EXERCISE AIM >> Where a line of the listing below includes the word "ヴァニタスの手記", reproduce that line.

INPUT >>
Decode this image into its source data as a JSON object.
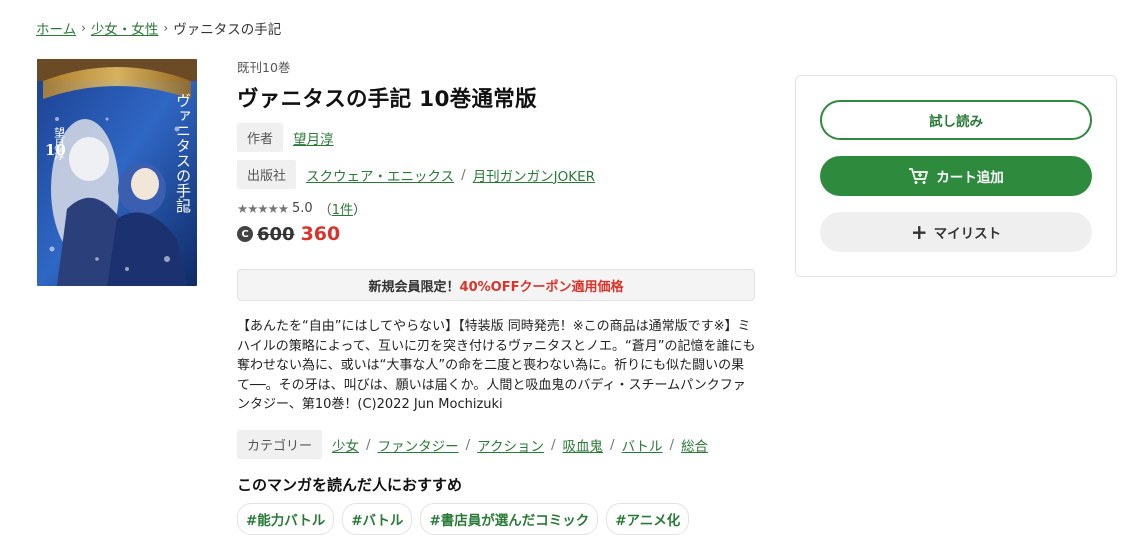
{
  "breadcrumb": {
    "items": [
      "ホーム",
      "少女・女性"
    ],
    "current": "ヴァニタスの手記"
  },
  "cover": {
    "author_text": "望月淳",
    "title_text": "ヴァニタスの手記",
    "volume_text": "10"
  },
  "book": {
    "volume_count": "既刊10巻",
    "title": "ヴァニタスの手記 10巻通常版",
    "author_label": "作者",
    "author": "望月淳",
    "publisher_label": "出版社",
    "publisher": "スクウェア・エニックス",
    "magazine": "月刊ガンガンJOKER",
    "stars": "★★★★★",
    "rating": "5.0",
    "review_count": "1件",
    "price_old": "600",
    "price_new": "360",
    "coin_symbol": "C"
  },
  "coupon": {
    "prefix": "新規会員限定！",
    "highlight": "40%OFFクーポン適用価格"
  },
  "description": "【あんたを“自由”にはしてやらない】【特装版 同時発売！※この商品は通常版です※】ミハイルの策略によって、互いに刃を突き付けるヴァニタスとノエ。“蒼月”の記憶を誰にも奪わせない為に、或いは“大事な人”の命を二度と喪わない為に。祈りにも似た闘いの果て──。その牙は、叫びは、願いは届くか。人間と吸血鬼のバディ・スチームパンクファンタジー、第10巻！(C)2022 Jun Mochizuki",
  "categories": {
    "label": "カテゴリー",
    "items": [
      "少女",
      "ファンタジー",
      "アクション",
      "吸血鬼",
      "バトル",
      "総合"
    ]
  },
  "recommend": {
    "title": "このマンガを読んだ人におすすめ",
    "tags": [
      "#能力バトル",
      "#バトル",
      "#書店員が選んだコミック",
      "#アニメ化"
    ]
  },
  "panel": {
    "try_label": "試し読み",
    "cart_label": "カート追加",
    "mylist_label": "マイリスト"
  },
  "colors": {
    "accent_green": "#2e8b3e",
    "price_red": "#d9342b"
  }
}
* * *
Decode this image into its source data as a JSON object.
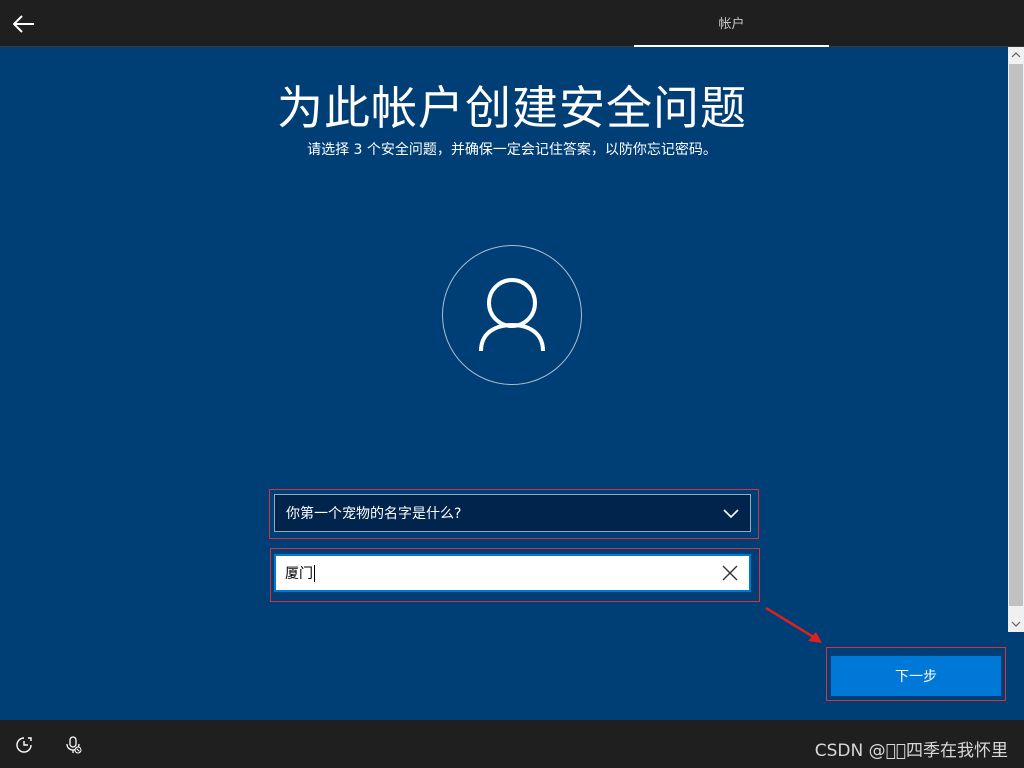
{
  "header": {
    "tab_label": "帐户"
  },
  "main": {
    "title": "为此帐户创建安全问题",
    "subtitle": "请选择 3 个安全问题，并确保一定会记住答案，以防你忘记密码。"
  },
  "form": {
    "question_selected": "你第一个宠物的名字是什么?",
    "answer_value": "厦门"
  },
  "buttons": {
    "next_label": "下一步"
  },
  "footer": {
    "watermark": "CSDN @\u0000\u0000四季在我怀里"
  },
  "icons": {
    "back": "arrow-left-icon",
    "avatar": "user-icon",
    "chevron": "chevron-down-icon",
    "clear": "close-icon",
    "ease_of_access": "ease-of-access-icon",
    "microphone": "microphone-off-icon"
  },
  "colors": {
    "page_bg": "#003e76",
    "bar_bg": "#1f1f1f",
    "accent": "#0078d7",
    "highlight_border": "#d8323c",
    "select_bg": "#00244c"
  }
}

THE ANSWER >>
    "current": "ヴァニタスの手記"
    "title_text": "ヴァニタスの手記",
    "title": "ヴァニタスの手記 10巻通常版",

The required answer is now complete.